:: Extracted material
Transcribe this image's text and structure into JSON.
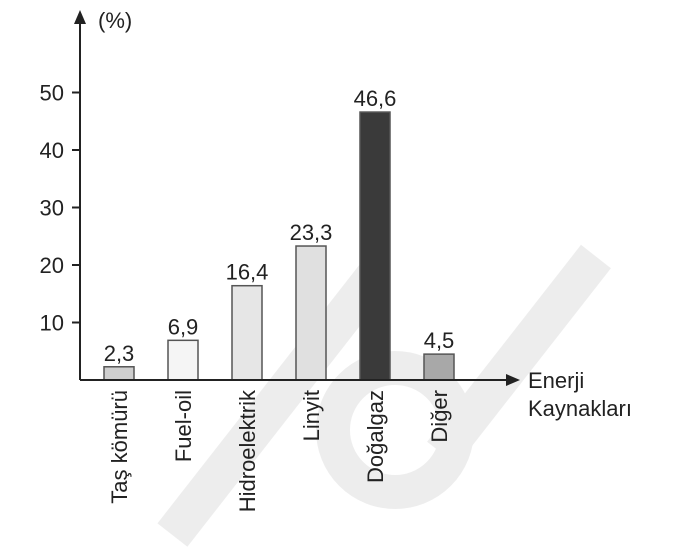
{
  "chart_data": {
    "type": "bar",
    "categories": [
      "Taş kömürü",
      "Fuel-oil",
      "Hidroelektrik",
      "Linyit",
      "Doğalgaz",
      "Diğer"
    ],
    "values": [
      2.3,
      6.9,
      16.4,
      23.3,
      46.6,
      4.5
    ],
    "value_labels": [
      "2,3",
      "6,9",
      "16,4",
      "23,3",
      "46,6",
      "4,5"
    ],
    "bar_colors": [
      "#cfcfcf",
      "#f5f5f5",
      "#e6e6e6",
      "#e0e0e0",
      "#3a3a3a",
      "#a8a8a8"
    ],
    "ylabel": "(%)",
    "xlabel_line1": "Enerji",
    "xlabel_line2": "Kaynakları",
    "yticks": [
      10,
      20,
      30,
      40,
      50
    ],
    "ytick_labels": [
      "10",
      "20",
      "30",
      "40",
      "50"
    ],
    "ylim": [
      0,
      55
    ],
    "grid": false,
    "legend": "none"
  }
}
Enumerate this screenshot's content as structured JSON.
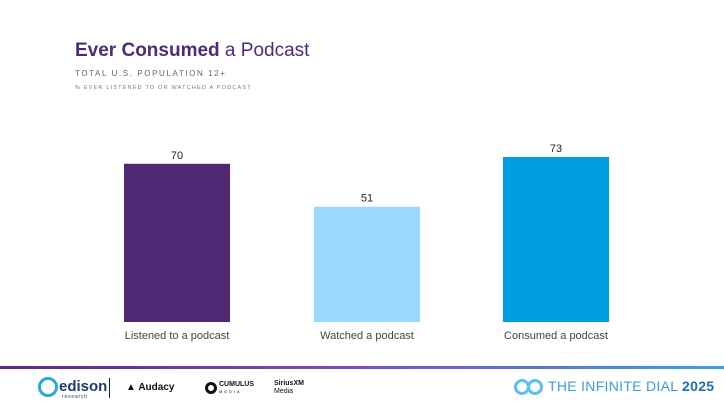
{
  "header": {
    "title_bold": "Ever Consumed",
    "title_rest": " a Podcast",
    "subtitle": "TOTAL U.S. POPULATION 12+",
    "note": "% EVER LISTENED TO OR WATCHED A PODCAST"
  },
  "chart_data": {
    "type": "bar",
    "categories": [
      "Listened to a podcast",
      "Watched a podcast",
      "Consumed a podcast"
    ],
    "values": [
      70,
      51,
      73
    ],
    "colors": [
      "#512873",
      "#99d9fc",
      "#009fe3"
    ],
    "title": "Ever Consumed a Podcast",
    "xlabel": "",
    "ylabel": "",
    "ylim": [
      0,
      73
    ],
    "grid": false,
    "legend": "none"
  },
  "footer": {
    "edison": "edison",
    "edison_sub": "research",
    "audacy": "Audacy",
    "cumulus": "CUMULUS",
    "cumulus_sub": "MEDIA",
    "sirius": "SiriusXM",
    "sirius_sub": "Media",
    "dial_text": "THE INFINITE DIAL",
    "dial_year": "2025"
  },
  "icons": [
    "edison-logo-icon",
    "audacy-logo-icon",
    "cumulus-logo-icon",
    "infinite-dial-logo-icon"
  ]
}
::::
### Aim
All of the data above should be quoted exactly, except for the pictures.

### Full answer
Transcribe this image's text and structure into JSON.
{
  "chart_data": {
    "type": "bar",
    "categories": [
      "Taş kömürü",
      "Fuel-oil",
      "Hidroelektrik",
      "Linyit",
      "Doğalgaz",
      "Diğer"
    ],
    "values": [
      2.3,
      6.9,
      16.4,
      23.3,
      46.6,
      4.5
    ],
    "value_labels": [
      "2,3",
      "6,9",
      "16,4",
      "23,3",
      "46,6",
      "4,5"
    ],
    "bar_colors": [
      "#cfcfcf",
      "#f5f5f5",
      "#e6e6e6",
      "#e0e0e0",
      "#3a3a3a",
      "#a8a8a8"
    ],
    "ylabel": "(%)",
    "xlabel_line1": "Enerji",
    "xlabel_line2": "Kaynakları",
    "yticks": [
      10,
      20,
      30,
      40,
      50
    ],
    "ytick_labels": [
      "10",
      "20",
      "30",
      "40",
      "50"
    ],
    "ylim": [
      0,
      55
    ],
    "grid": false,
    "legend": "none"
  }
}
Enumerate this screenshot's content as structured JSON.
{
  "header": {
    "title_bold": "Ever Consumed",
    "title_rest": " a Podcast",
    "subtitle": "TOTAL U.S. POPULATION 12+",
    "note": "% EVER LISTENED TO OR WATCHED A PODCAST"
  },
  "chart_data": {
    "type": "bar",
    "categories": [
      "Listened to a podcast",
      "Watched a podcast",
      "Consumed a podcast"
    ],
    "values": [
      70,
      51,
      73
    ],
    "colors": [
      "#512873",
      "#99d9fc",
      "#009fe3"
    ],
    "title": "Ever Consumed a Podcast",
    "xlabel": "",
    "ylabel": "",
    "ylim": [
      0,
      73
    ],
    "grid": false,
    "legend": "none"
  },
  "footer": {
    "edison": "edison",
    "edison_sub": "research",
    "audacy": "Audacy",
    "cumulus": "CUMULUS",
    "cumulus_sub": "MEDIA",
    "sirius": "SiriusXM",
    "sirius_sub": "Media",
    "dial_text": "THE INFINITE DIAL",
    "dial_year": "2025"
  },
  "icons": [
    "edison-logo-icon",
    "audacy-logo-icon",
    "cumulus-logo-icon",
    "infinite-dial-logo-icon"
  ]
}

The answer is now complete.